Start of Data provided

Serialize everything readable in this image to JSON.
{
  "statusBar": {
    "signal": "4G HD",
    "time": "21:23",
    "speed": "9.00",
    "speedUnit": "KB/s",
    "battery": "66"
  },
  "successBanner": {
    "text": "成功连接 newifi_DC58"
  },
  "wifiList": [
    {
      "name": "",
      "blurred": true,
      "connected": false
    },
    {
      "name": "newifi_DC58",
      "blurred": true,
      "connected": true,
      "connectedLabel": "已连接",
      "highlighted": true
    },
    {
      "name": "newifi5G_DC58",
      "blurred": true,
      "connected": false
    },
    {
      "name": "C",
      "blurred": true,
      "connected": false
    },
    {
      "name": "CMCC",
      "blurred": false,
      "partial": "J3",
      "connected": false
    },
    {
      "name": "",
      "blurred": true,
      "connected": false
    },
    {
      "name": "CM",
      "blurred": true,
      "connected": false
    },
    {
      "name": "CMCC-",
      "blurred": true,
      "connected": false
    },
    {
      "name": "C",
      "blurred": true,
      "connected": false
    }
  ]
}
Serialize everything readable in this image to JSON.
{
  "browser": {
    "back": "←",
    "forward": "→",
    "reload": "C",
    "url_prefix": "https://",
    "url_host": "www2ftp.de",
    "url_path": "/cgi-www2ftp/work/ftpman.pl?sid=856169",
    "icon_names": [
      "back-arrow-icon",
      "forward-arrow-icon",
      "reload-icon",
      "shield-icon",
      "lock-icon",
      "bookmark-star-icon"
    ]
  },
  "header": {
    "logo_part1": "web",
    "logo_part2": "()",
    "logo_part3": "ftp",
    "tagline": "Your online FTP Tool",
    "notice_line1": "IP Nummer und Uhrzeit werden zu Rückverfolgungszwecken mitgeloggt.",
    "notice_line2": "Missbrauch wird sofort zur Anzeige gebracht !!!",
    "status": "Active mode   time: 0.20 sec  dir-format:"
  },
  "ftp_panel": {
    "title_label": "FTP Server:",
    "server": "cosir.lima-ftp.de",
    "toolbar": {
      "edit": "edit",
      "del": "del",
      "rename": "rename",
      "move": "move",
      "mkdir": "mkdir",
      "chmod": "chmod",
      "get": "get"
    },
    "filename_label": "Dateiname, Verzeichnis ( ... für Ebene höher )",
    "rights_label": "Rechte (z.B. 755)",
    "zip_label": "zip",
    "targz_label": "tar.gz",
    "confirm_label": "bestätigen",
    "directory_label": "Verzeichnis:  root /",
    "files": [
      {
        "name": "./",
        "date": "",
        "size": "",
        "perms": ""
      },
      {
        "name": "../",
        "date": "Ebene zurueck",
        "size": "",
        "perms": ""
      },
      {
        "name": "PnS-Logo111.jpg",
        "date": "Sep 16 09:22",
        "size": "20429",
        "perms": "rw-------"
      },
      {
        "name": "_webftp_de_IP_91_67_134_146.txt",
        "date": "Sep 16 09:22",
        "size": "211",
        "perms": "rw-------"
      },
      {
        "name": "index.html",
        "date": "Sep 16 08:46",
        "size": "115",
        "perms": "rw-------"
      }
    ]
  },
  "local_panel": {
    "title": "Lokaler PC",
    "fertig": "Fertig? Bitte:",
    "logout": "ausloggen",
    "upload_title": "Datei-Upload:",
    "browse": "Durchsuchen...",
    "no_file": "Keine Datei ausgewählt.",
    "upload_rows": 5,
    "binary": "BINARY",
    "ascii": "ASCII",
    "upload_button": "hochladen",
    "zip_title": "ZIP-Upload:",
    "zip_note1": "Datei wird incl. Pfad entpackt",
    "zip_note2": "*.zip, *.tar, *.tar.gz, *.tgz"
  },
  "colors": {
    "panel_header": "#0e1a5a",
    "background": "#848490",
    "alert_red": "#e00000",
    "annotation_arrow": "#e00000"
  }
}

End of Data provided

▸ What is being asked:
Return the whole listing exactly, with every line included.

▸ Solution below:
Serialize everything readable in this image to JSON.
{
  "statusBar": {
    "signal": "4G HD",
    "time": "21:23",
    "speed": "9.00",
    "speedUnit": "KB/s",
    "battery": "66"
  },
  "successBanner": {
    "text": "成功连接 newifi_DC58"
  },
  "wifiList": [
    {
      "name": "",
      "blurred": true,
      "connected": false
    },
    {
      "name": "newifi_DC58",
      "blurred": true,
      "connected": true,
      "connectedLabel": "已连接",
      "highlighted": true
    },
    {
      "name": "newifi5G_DC58",
      "blurred": true,
      "connected": false
    },
    {
      "name": "C",
      "blurred": true,
      "connected": false
    },
    {
      "name": "CMCC",
      "blurred": false,
      "partial": "J3",
      "connected": false
    },
    {
      "name": "",
      "blurred": true,
      "connected": false
    },
    {
      "name": "CM",
      "blurred": true,
      "connected": false
    },
    {
      "name": "CMCC-",
      "blurred": true,
      "connected": false
    },
    {
      "name": "C",
      "blurred": true,
      "connected": false
    }
  ]
}
Serialize everything readable in this image to JSON.
{
  "browser": {
    "back": "←",
    "forward": "→",
    "reload": "C",
    "url_prefix": "https://",
    "url_host": "www2ftp.de",
    "url_path": "/cgi-www2ftp/work/ftpman.pl?sid=856169",
    "icon_names": [
      "back-arrow-icon",
      "forward-arrow-icon",
      "reload-icon",
      "shield-icon",
      "lock-icon",
      "bookmark-star-icon"
    ]
  },
  "header": {
    "logo_part1": "web",
    "logo_part2": "()",
    "logo_part3": "ftp",
    "tagline": "Your online FTP Tool",
    "notice_line1": "IP Nummer und Uhrzeit werden zu Rückverfolgungszwecken mitgeloggt.",
    "notice_line2": "Missbrauch wird sofort zur Anzeige gebracht !!!",
    "status": "Active mode   time: 0.20 sec  dir-format:"
  },
  "ftp_panel": {
    "title_label": "FTP Server:",
    "server": "cosir.lima-ftp.de",
    "toolbar": {
      "edit": "edit",
      "del": "del",
      "rename": "rename",
      "move": "move",
      "mkdir": "mkdir",
      "chmod": "chmod",
      "get": "get"
    },
    "filename_label": "Dateiname, Verzeichnis ( ... für Ebene höher )",
    "rights_label": "Rechte (z.B. 755)",
    "zip_label": "zip",
    "targz_label": "tar.gz",
    "confirm_label": "bestätigen",
    "directory_label": "Verzeichnis:  root /",
    "files": [
      {
        "name": "./",
        "date": "",
        "size": "",
        "perms": ""
      },
      {
        "name": "../",
        "date": "Ebene zurueck",
        "size": "",
        "perms": ""
      },
      {
        "name": "PnS-Logo111.jpg",
        "date": "Sep 16 09:22",
        "size": "20429",
        "perms": "rw-------"
      },
      {
        "name": "_webftp_de_IP_91_67_134_146.txt",
        "date": "Sep 16 09:22",
        "size": "211",
        "perms": "rw-------"
      },
      {
        "name": "index.html",
        "date": "Sep 16 08:46",
        "size": "115",
        "perms": "rw-------"
      }
    ]
  },
  "local_panel": {
    "title": "Lokaler PC",
    "fertig": "Fertig? Bitte:",
    "logout": "ausloggen",
    "upload_title": "Datei-Upload:",
    "browse": "Durchsuchen...",
    "no_file": "Keine Datei ausgewählt.",
    "upload_rows": 5,
    "binary": "BINARY",
    "ascii": "ASCII",
    "upload_button": "hochladen",
    "zip_title": "ZIP-Upload:",
    "zip_note1": "Datei wird incl. Pfad entpackt",
    "zip_note2": "*.zip, *.tar, *.tar.gz, *.tgz"
  },
  "colors": {
    "panel_header": "#0e1a5a",
    "background": "#848490",
    "alert_red": "#e00000",
    "annotation_arrow": "#e00000"
  }
}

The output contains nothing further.